#### AIM:
Locate every line in the material below that has the word "výstrihu". Copy each of those lines.

#### RECORD LIST:
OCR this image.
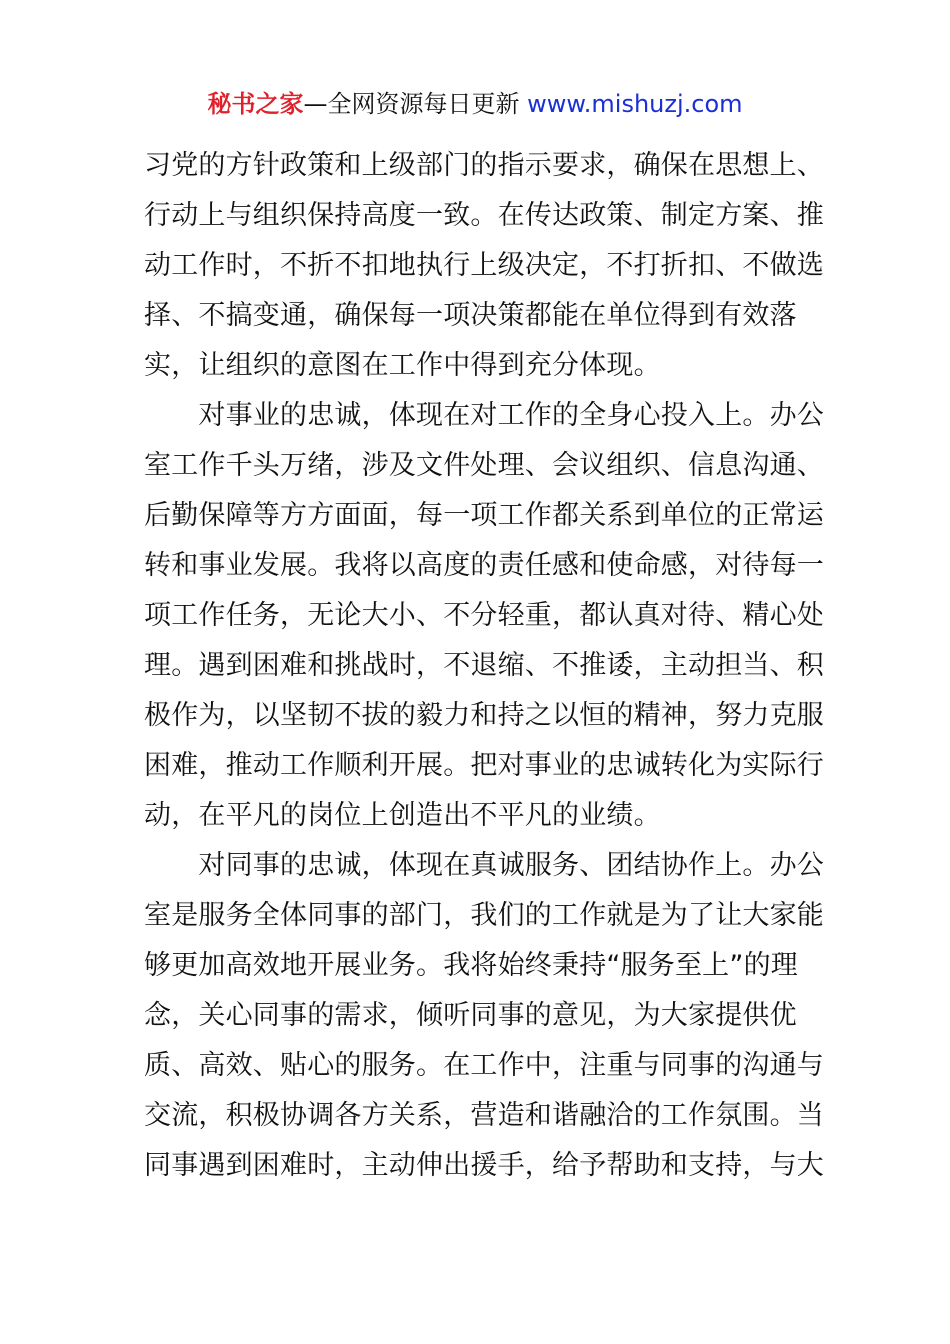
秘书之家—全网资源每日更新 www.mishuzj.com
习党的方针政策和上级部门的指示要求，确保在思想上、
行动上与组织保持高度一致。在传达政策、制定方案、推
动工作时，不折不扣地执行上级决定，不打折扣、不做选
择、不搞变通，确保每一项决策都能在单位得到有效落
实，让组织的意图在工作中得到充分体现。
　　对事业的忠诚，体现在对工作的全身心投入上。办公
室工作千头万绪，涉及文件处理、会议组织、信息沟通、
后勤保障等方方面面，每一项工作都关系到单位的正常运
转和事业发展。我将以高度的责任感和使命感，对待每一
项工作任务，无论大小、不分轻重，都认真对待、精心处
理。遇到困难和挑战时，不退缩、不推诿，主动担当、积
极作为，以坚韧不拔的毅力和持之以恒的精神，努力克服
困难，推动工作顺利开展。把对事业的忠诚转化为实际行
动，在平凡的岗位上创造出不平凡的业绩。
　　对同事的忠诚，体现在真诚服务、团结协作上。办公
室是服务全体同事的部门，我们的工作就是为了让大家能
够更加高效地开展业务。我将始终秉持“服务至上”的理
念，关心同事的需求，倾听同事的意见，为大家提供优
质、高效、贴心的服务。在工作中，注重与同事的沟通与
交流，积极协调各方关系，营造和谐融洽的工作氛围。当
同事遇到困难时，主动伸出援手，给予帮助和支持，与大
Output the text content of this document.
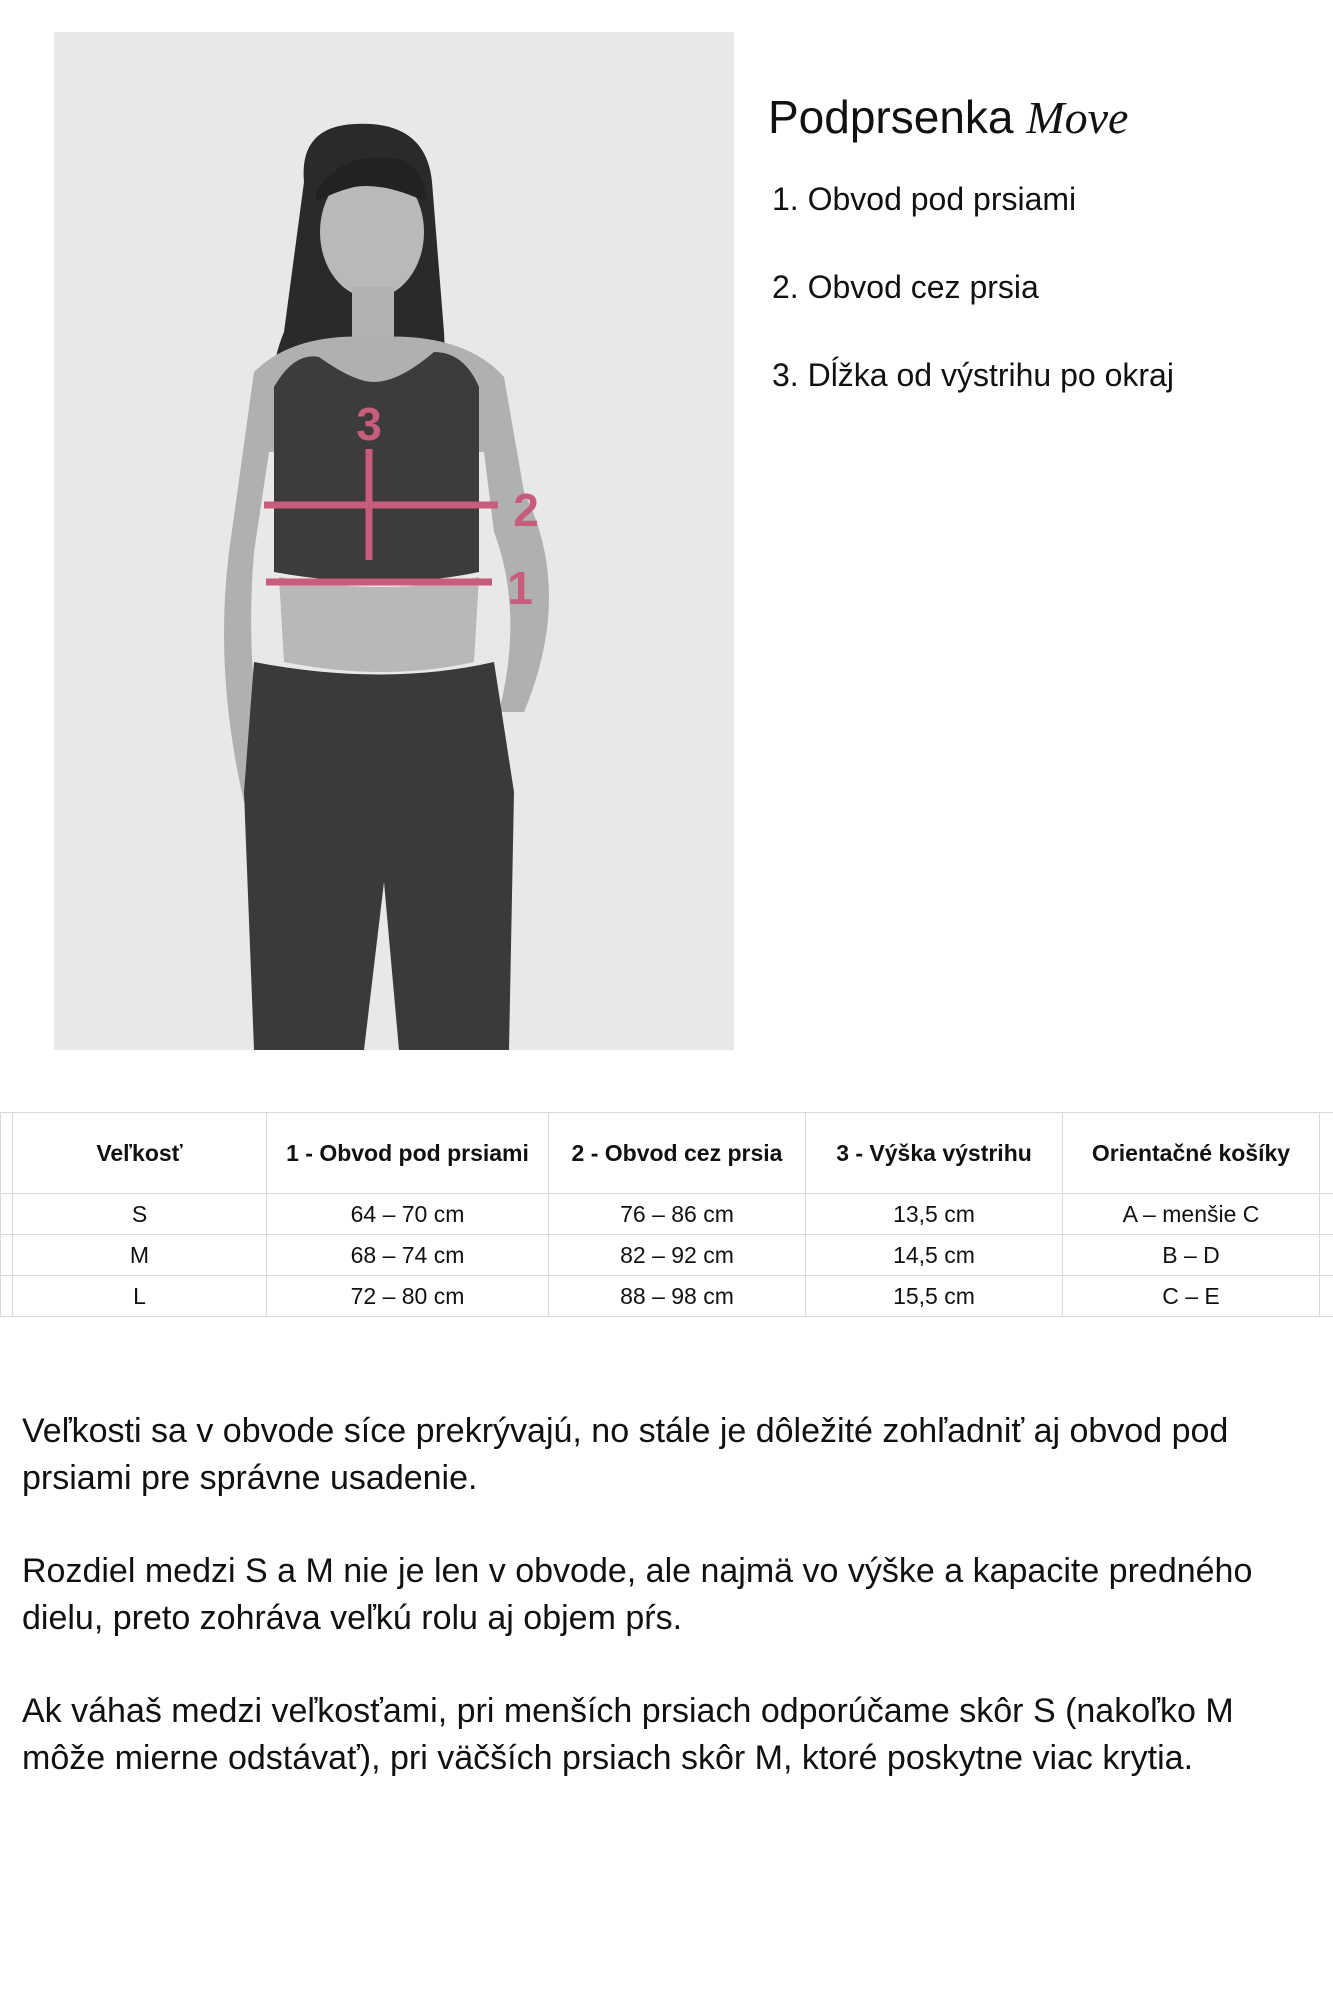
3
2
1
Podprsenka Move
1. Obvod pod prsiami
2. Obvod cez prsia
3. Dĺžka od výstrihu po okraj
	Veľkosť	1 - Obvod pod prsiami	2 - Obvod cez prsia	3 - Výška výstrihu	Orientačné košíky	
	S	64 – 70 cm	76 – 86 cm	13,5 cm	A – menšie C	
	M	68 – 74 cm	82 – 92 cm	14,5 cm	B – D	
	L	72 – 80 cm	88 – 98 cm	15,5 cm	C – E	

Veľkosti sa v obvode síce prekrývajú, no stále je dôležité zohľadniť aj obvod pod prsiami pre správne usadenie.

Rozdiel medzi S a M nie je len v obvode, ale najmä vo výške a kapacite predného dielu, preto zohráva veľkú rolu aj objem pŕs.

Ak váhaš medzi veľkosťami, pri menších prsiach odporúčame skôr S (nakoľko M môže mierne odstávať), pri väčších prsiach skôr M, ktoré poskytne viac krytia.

* * *

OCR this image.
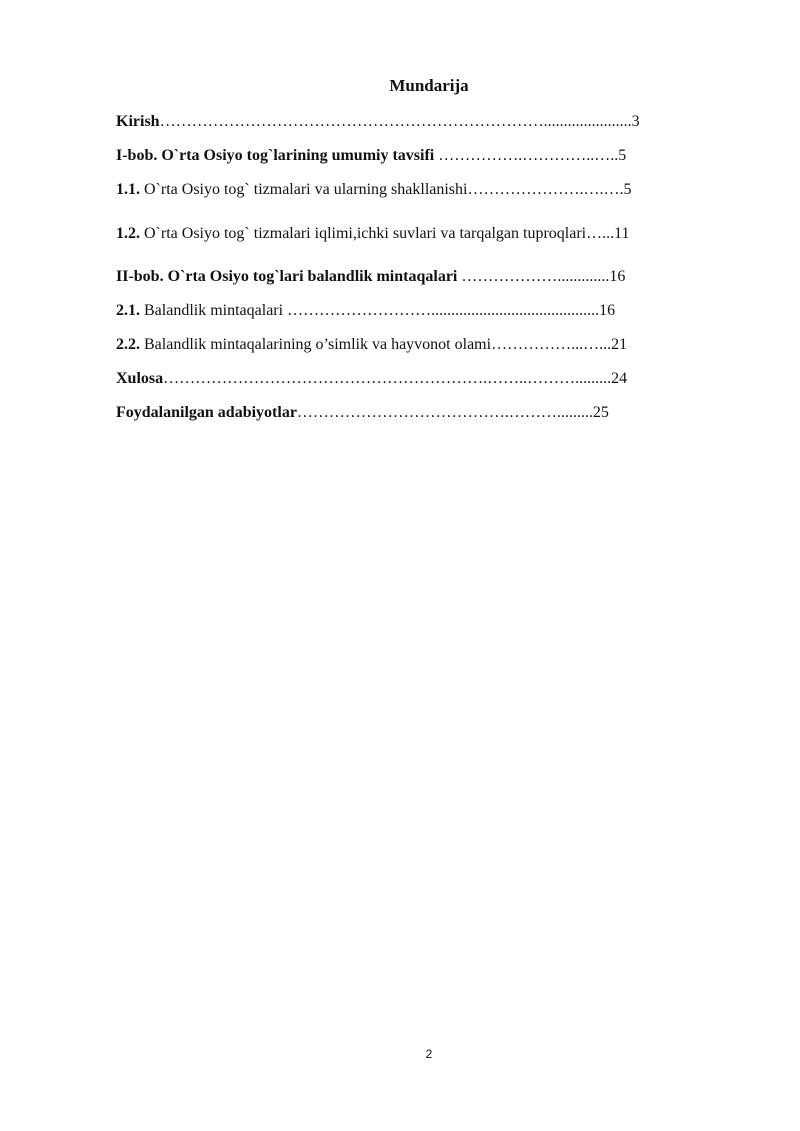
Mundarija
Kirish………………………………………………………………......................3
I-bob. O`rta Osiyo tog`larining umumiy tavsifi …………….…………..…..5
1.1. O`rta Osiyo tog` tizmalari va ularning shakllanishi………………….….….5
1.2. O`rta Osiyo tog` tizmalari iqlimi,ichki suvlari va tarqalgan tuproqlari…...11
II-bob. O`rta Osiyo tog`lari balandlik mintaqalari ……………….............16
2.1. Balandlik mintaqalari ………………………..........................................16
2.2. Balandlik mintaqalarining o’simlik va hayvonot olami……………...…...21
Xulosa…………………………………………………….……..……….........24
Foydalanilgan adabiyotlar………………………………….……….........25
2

* * *

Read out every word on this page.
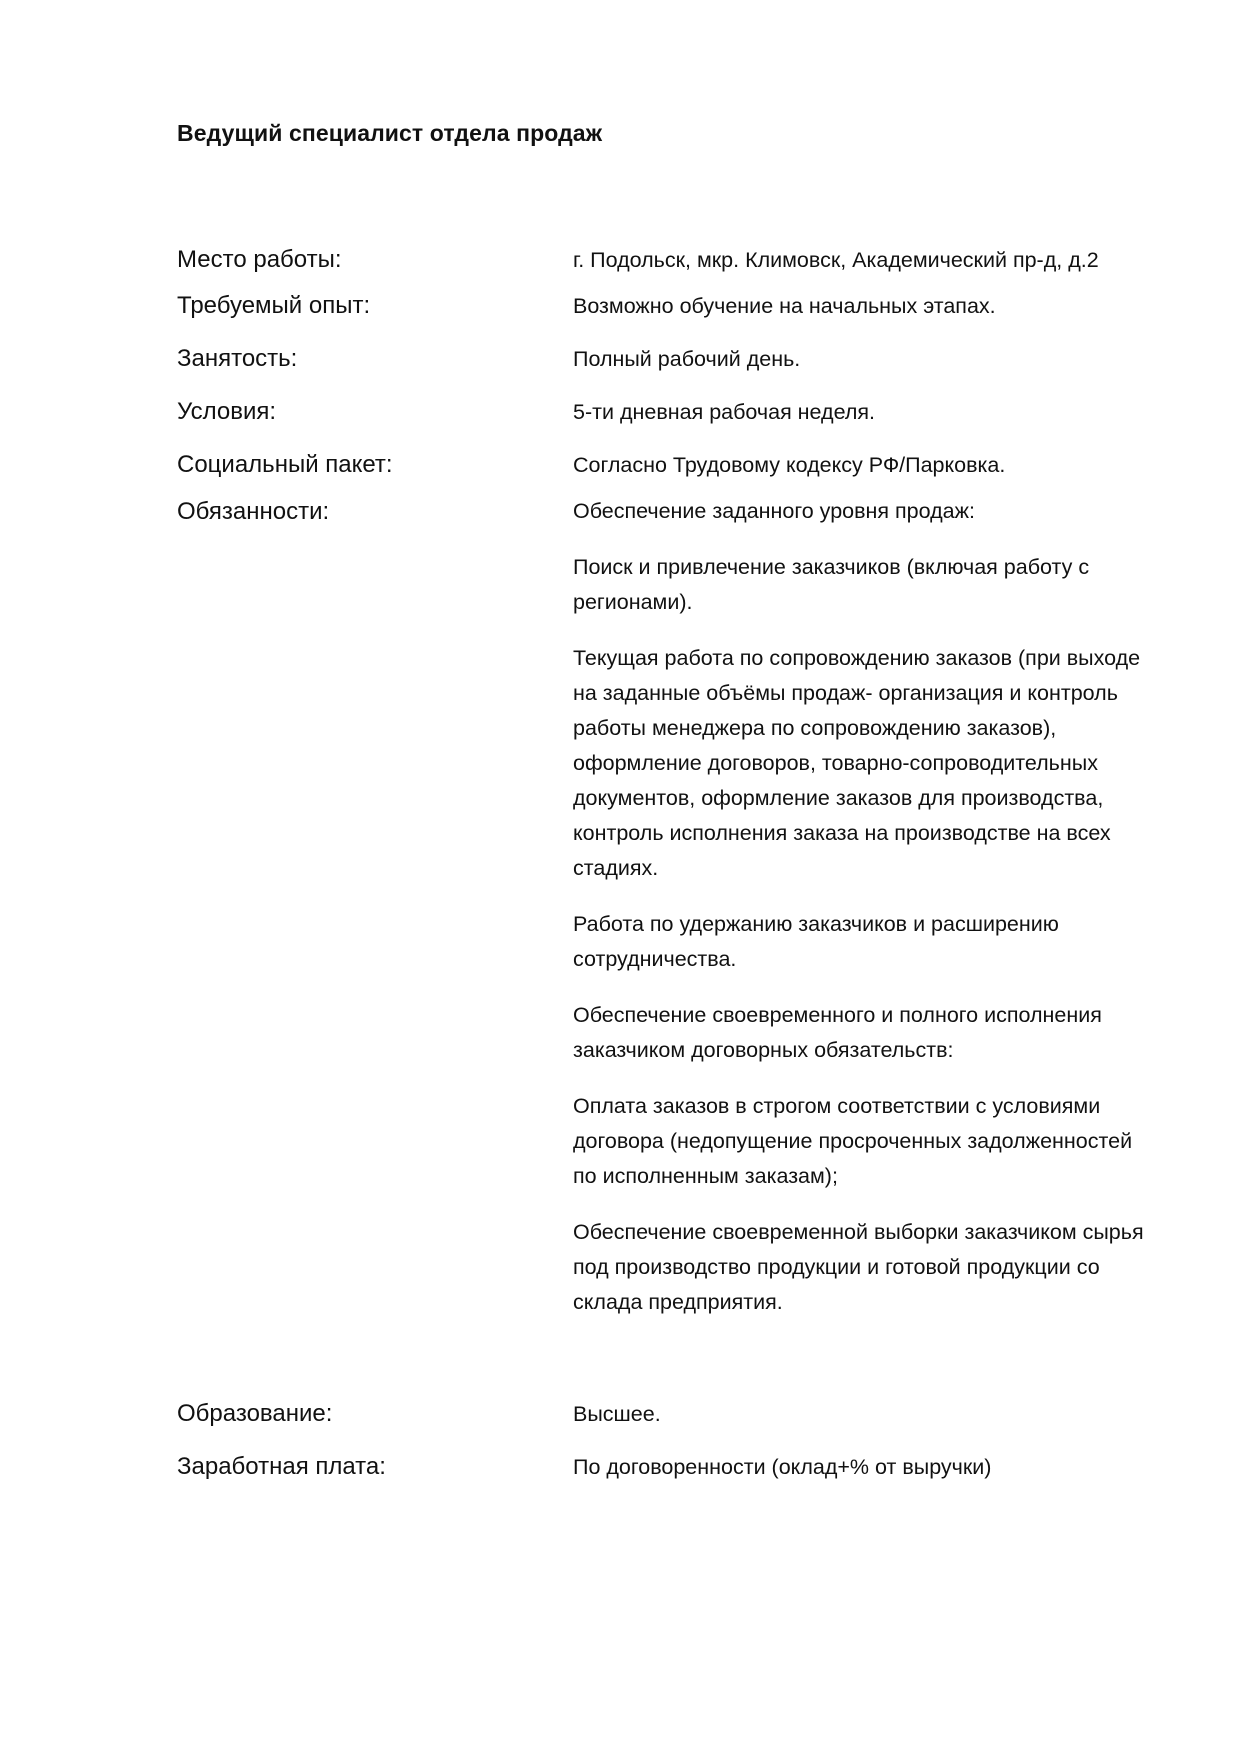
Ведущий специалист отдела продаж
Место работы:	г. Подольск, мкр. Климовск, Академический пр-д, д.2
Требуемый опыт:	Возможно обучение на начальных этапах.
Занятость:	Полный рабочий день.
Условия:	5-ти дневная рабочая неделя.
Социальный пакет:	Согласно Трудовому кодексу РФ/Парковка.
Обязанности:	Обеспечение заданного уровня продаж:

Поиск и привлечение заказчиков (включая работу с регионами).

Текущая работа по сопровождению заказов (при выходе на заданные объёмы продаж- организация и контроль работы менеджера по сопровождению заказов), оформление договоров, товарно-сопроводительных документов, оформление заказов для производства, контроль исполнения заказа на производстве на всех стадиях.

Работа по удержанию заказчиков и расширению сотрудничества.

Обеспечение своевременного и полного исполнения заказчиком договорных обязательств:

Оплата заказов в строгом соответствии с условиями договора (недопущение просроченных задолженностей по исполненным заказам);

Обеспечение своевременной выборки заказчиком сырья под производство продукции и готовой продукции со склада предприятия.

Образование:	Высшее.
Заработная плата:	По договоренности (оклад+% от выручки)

#### FULL ANSWER:
3. Dĺžka od výstrihu po okraj
	Veľkosť	1 - Obvod pod prsiami	2 - Obvod cez prsia	3 - Výška výstrihu	Orientačné košíky	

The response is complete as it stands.